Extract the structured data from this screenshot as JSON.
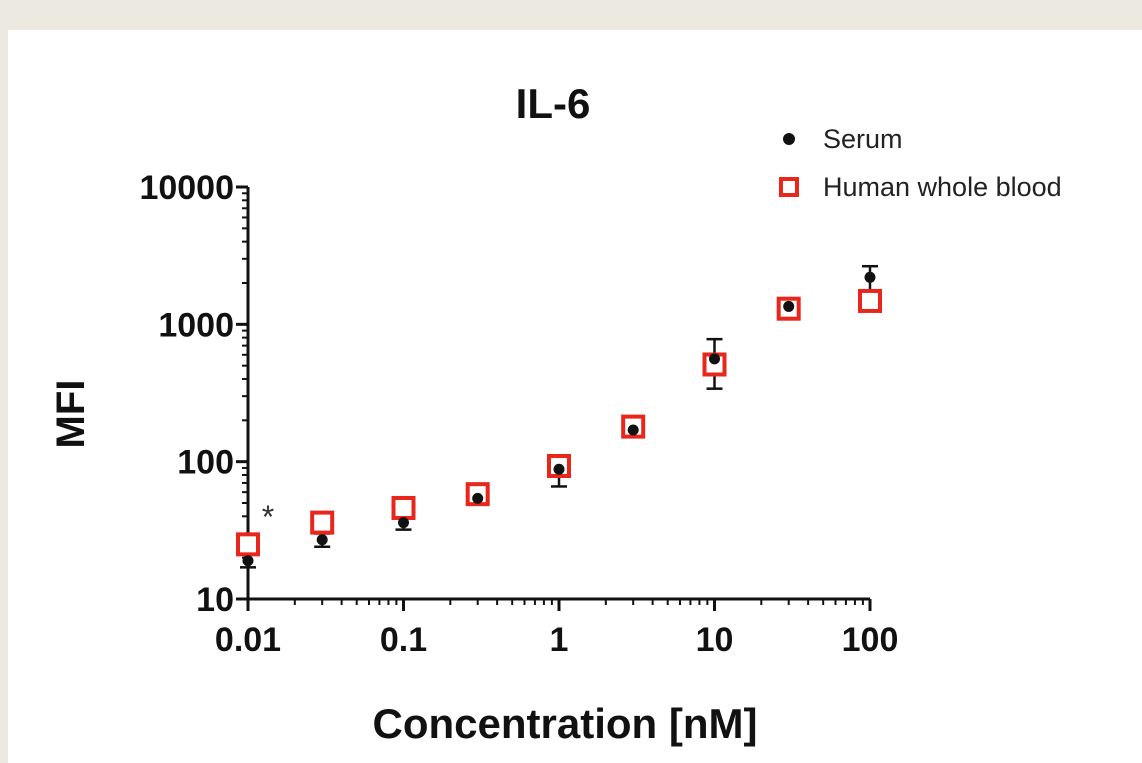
{
  "chart_data": {
    "type": "scatter",
    "title": "IL-6",
    "xlabel": "Concentration [nM]",
    "ylabel": "MFI",
    "x_scale": "log",
    "y_scale": "log",
    "xlim": [
      0.01,
      100
    ],
    "ylim": [
      10,
      10000
    ],
    "x_ticks": [
      "0.01",
      "0.1",
      "1",
      "10",
      "100"
    ],
    "y_ticks": [
      "10",
      "100",
      "1000",
      "10000"
    ],
    "legend": "top-right",
    "annotation": "*",
    "series": [
      {
        "name": "Serum",
        "marker": "filled-circle",
        "color": "#111111",
        "x": [
          0.01,
          0.03,
          0.1,
          0.3,
          1,
          3,
          10,
          30,
          100
        ],
        "y": [
          19,
          27,
          36,
          54,
          88,
          170,
          560,
          1350,
          2200
        ],
        "err": [
          2,
          3,
          4,
          4,
          22,
          18,
          220,
          120,
          450
        ]
      },
      {
        "name": "Human whole blood",
        "marker": "open-square",
        "color": "#e8261b",
        "x": [
          0.01,
          0.03,
          0.1,
          0.3,
          1,
          3,
          10,
          30,
          100
        ],
        "y": [
          25,
          36,
          46,
          58,
          93,
          180,
          510,
          1300,
          1480
        ],
        "err": [
          0,
          0,
          5,
          3,
          8,
          20,
          60,
          60,
          80
        ]
      }
    ]
  }
}
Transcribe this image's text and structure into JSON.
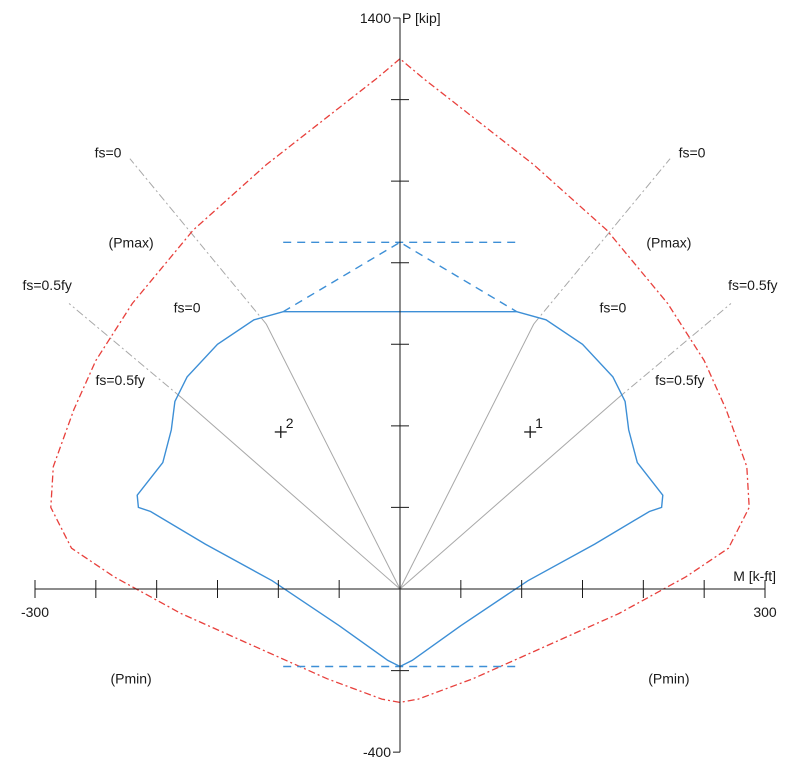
{
  "chart_data": {
    "type": "line",
    "title": "",
    "xlabel": "M [k-ft]",
    "ylabel": "P [kip]",
    "xlim": [
      -300,
      300
    ],
    "ylim": [
      -400,
      1400
    ],
    "x_tick_labels": [
      "-300",
      "300"
    ],
    "y_tick_labels": [
      "1400",
      "-400"
    ],
    "x_ticks": [
      -300,
      -250,
      -200,
      -150,
      -100,
      -50,
      50,
      100,
      150,
      200,
      250,
      300
    ],
    "y_ticks": [
      -200,
      200,
      400,
      600,
      800,
      1000,
      1200,
      1400
    ],
    "colors": {
      "design": "#3d8fd6",
      "nominal": "#e8403c",
      "radial": "#a8a8a8",
      "axis": "#1a1a1a"
    },
    "series": [
      {
        "style": "dashed-red",
        "x": [
          0,
          -20,
          -50,
          -110,
          -170,
          -220,
          -250,
          -268,
          -285,
          -287,
          -270,
          -235,
          -180,
          -120,
          -60,
          -15,
          0,
          15,
          60,
          120,
          180,
          235,
          270,
          287,
          285,
          268,
          250,
          220,
          170,
          110,
          50,
          20,
          0
        ],
        "y": [
          1300,
          1250,
          1180,
          1040,
          880,
          700,
          560,
          440,
          300,
          200,
          100,
          30,
          -60,
          -140,
          -220,
          -270,
          -278,
          -270,
          -220,
          -140,
          -60,
          30,
          100,
          200,
          300,
          440,
          560,
          700,
          880,
          1040,
          1180,
          1250,
          1300
        ]
      },
      {
        "style": "solid-blue",
        "x": [
          0,
          -96,
          -120,
          -150,
          -175,
          -185,
          -188,
          -195,
          -216,
          -215,
          -205,
          -160,
          -105,
          -50,
          -10,
          0,
          10,
          50,
          105,
          160,
          205,
          215,
          216,
          195,
          188,
          185,
          175,
          150,
          120,
          96,
          0
        ],
        "y": [
          680,
          680,
          660,
          600,
          520,
          460,
          390,
          310,
          230,
          200,
          190,
          110,
          20,
          -90,
          -175,
          -190,
          -175,
          -90,
          20,
          110,
          190,
          200,
          230,
          310,
          390,
          460,
          520,
          600,
          660,
          680,
          680
        ]
      }
    ],
    "reference_lines": [
      {
        "label": "(Pmax)",
        "y": 850,
        "x": [
          -96,
          96
        ]
      },
      {
        "label": "(Pmin)",
        "y": -190,
        "x": [
          -96,
          96
        ]
      }
    ],
    "points": [
      {
        "label": "1",
        "x": 107,
        "y": 385
      },
      {
        "label": "2",
        "x": -98,
        "y": 385
      }
    ],
    "radial_lines": [
      {
        "label": "fs=0",
        "x": -110,
        "y": 650,
        "x_end": -222,
        "y_end": 1055
      },
      {
        "label": "fs=0",
        "x": 110,
        "y": 650,
        "x_end": 222,
        "y_end": 1055
      },
      {
        "label": "fs=0.5fy",
        "x": -180,
        "y": 470,
        "x_end": -272,
        "y_end": 700
      },
      {
        "label": "fs=0.5fy",
        "x": 180,
        "y": 470,
        "x_end": 272,
        "y_end": 700
      }
    ],
    "annotations": [
      {
        "text": "fs=0",
        "x": -240,
        "y": 1070
      },
      {
        "text": "fs=0",
        "x": 240,
        "y": 1070
      },
      {
        "text": "fs=0.5fy",
        "x": -290,
        "y": 745
      },
      {
        "text": "fs=0.5fy",
        "x": 290,
        "y": 745
      },
      {
        "text": "fs=0",
        "x": -175,
        "y": 690
      },
      {
        "text": "fs=0",
        "x": 175,
        "y": 690
      },
      {
        "text": "fs=0.5fy",
        "x": -230,
        "y": 512
      },
      {
        "text": "fs=0.5fy",
        "x": 230,
        "y": 512
      },
      {
        "text": "(Pmax)",
        "x": -221,
        "y": 850
      },
      {
        "text": "(Pmax)",
        "x": 221,
        "y": 850
      },
      {
        "text": "(Pmin)",
        "x": -221,
        "y": -220
      },
      {
        "text": "(Pmin)",
        "x": 221,
        "y": -220
      }
    ],
    "legend": "none",
    "grid": false
  }
}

● **The problem**: Reproduce every entry word for word, but skip any pictures.

● **Answer to the problem**:
Extract the structured data from this screenshot as JSON.
{
  "chart_data": {
    "type": "scatter",
    "title": "IL-6",
    "xlabel": "Concentration [nM]",
    "ylabel": "MFI",
    "x_scale": "log",
    "y_scale": "log",
    "xlim": [
      0.01,
      100
    ],
    "ylim": [
      10,
      10000
    ],
    "x_ticks": [
      "0.01",
      "0.1",
      "1",
      "10",
      "100"
    ],
    "y_ticks": [
      "10",
      "100",
      "1000",
      "10000"
    ],
    "legend": "top-right",
    "annotation": "*",
    "series": [
      {
        "name": "Serum",
        "marker": "filled-circle",
        "color": "#111111",
        "x": [
          0.01,
          0.03,
          0.1,
          0.3,
          1,
          3,
          10,
          30,
          100
        ],
        "y": [
          19,
          27,
          36,
          54,
          88,
          170,
          560,
          1350,
          2200
        ],
        "err": [
          2,
          3,
          4,
          4,
          22,
          18,
          220,
          120,
          450
        ]
      },
      {
        "name": "Human whole blood",
        "marker": "open-square",
        "color": "#e8261b",
        "x": [
          0.01,
          0.03,
          0.1,
          0.3,
          1,
          3,
          10,
          30,
          100
        ],
        "y": [
          25,
          36,
          46,
          58,
          93,
          180,
          510,
          1300,
          1480
        ],
        "err": [
          0,
          0,
          5,
          3,
          8,
          20,
          60,
          60,
          80
        ]
      }
    ]
  }
}
Transcribe this image's text and structure into JSON.
{
  "chart_data": {
    "type": "line",
    "title": "",
    "xlabel": "M [k-ft]",
    "ylabel": "P [kip]",
    "xlim": [
      -300,
      300
    ],
    "ylim": [
      -400,
      1400
    ],
    "x_tick_labels": [
      "-300",
      "300"
    ],
    "y_tick_labels": [
      "1400",
      "-400"
    ],
    "x_ticks": [
      -300,
      -250,
      -200,
      -150,
      -100,
      -50,
      50,
      100,
      150,
      200,
      250,
      300
    ],
    "y_ticks": [
      -200,
      200,
      400,
      600,
      800,
      1000,
      1200,
      1400
    ],
    "colors": {
      "design": "#3d8fd6",
      "nominal": "#e8403c",
      "radial": "#a8a8a8",
      "axis": "#1a1a1a"
    },
    "series": [
      {
        "style": "dashed-red",
        "x": [
          0,
          -20,
          -50,
          -110,
          -170,
          -220,
          -250,
          -268,
          -285,
          -287,
          -270,
          -235,
          -180,
          -120,
          -60,
          -15,
          0,
          15,
          60,
          120,
          180,
          235,
          270,
          287,
          285,
          268,
          250,
          220,
          170,
          110,
          50,
          20,
          0
        ],
        "y": [
          1300,
          1250,
          1180,
          1040,
          880,
          700,
          560,
          440,
          300,
          200,
          100,
          30,
          -60,
          -140,
          -220,
          -270,
          -278,
          -270,
          -220,
          -140,
          -60,
          30,
          100,
          200,
          300,
          440,
          560,
          700,
          880,
          1040,
          1180,
          1250,
          1300
        ]
      },
      {
        "style": "solid-blue",
        "x": [
          0,
          -96,
          -120,
          -150,
          -175,
          -185,
          -188,
          -195,
          -216,
          -215,
          -205,
          -160,
          -105,
          -50,
          -10,
          0,
          10,
          50,
          105,
          160,
          205,
          215,
          216,
          195,
          188,
          185,
          175,
          150,
          120,
          96,
          0
        ],
        "y": [
          680,
          680,
          660,
          600,
          520,
          460,
          390,
          310,
          230,
          200,
          190,
          110,
          20,
          -90,
          -175,
          -190,
          -175,
          -90,
          20,
          110,
          190,
          200,
          230,
          310,
          390,
          460,
          520,
          600,
          660,
          680,
          680
        ]
      }
    ],
    "reference_lines": [
      {
        "label": "(Pmax)",
        "y": 850,
        "x": [
          -96,
          96
        ]
      },
      {
        "label": "(Pmin)",
        "y": -190,
        "x": [
          -96,
          96
        ]
      }
    ],
    "points": [
      {
        "label": "1",
        "x": 107,
        "y": 385
      },
      {
        "label": "2",
        "x": -98,
        "y": 385
      }
    ],
    "radial_lines": [
      {
        "label": "fs=0",
        "x": -110,
        "y": 650,
        "x_end": -222,
        "y_end": 1055
      },
      {
        "label": "fs=0",
        "x": 110,
        "y": 650,
        "x_end": 222,
        "y_end": 1055
      },
      {
        "label": "fs=0.5fy",
        "x": -180,
        "y": 470,
        "x_end": -272,
        "y_end": 700
      },
      {
        "label": "fs=0.5fy",
        "x": 180,
        "y": 470,
        "x_end": 272,
        "y_end": 700
      }
    ],
    "annotations": [
      {
        "text": "fs=0",
        "x": -240,
        "y": 1070
      },
      {
        "text": "fs=0",
        "x": 240,
        "y": 1070
      },
      {
        "text": "fs=0.5fy",
        "x": -290,
        "y": 745
      },
      {
        "text": "fs=0.5fy",
        "x": 290,
        "y": 745
      },
      {
        "text": "fs=0",
        "x": -175,
        "y": 690
      },
      {
        "text": "fs=0",
        "x": 175,
        "y": 690
      },
      {
        "text": "fs=0.5fy",
        "x": -230,
        "y": 512
      },
      {
        "text": "fs=0.5fy",
        "x": 230,
        "y": 512
      },
      {
        "text": "(Pmax)",
        "x": -221,
        "y": 850
      },
      {
        "text": "(Pmax)",
        "x": 221,
        "y": 850
      },
      {
        "text": "(Pmin)",
        "x": -221,
        "y": -220
      },
      {
        "text": "(Pmin)",
        "x": 221,
        "y": -220
      }
    ],
    "legend": "none",
    "grid": false
  }
}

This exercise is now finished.